## BEGIN

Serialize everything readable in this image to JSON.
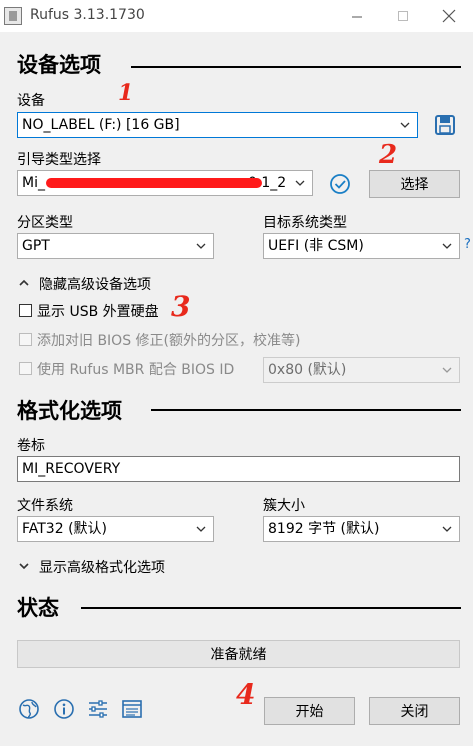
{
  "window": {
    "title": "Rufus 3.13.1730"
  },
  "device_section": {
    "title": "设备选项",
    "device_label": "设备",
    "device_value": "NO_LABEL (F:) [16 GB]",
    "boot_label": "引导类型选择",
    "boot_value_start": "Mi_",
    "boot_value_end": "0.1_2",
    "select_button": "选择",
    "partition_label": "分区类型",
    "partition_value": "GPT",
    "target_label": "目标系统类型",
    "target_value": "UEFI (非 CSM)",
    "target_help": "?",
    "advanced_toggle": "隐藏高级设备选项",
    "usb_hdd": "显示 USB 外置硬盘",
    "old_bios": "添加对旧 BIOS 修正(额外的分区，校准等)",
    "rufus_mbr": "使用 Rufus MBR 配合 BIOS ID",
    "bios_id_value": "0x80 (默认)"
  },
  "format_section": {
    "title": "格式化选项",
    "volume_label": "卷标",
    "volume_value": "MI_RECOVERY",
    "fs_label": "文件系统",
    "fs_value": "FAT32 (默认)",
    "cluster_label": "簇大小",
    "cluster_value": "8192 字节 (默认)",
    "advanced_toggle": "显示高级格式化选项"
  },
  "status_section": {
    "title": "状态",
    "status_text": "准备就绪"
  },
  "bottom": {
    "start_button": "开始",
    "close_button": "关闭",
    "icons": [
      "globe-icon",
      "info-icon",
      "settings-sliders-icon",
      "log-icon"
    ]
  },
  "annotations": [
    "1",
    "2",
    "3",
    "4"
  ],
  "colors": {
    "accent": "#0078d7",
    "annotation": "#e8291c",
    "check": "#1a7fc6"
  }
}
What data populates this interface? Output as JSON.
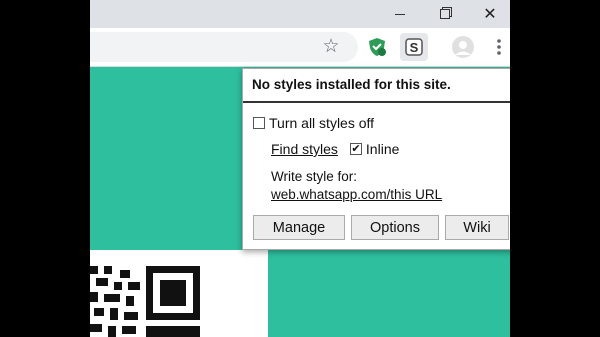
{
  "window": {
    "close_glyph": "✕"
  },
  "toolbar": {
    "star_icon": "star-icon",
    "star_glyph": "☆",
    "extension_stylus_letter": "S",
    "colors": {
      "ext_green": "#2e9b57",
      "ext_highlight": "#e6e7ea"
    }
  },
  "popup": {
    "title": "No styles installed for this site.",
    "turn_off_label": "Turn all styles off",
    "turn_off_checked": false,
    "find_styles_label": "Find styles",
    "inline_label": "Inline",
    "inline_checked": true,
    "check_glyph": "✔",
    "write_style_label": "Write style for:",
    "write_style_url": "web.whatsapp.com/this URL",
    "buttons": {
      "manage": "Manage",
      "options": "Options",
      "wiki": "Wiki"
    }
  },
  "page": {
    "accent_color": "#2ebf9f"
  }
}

## END

=== Work to complete ===
Find the line containing "What data populates" in the listing above. Restate it and every line after it, word for word, through the final line, leaving out the pictures.

=== In response ===
What data populates this interface? Output as JSON.
{
  "window": {
    "close_glyph": "✕"
  },
  "toolbar": {
    "star_icon": "star-icon",
    "star_glyph": "☆",
    "extension_stylus_letter": "S",
    "colors": {
      "ext_green": "#2e9b57",
      "ext_highlight": "#e6e7ea"
    }
  },
  "popup": {
    "title": "No styles installed for this site.",
    "turn_off_label": "Turn all styles off",
    "turn_off_checked": false,
    "find_styles_label": "Find styles",
    "inline_label": "Inline",
    "inline_checked": true,
    "check_glyph": "✔",
    "write_style_label": "Write style for:",
    "write_style_url": "web.whatsapp.com/this URL",
    "buttons": {
      "manage": "Manage",
      "options": "Options",
      "wiki": "Wiki"
    }
  },
  "page": {
    "accent_color": "#2ebf9f"
  }
}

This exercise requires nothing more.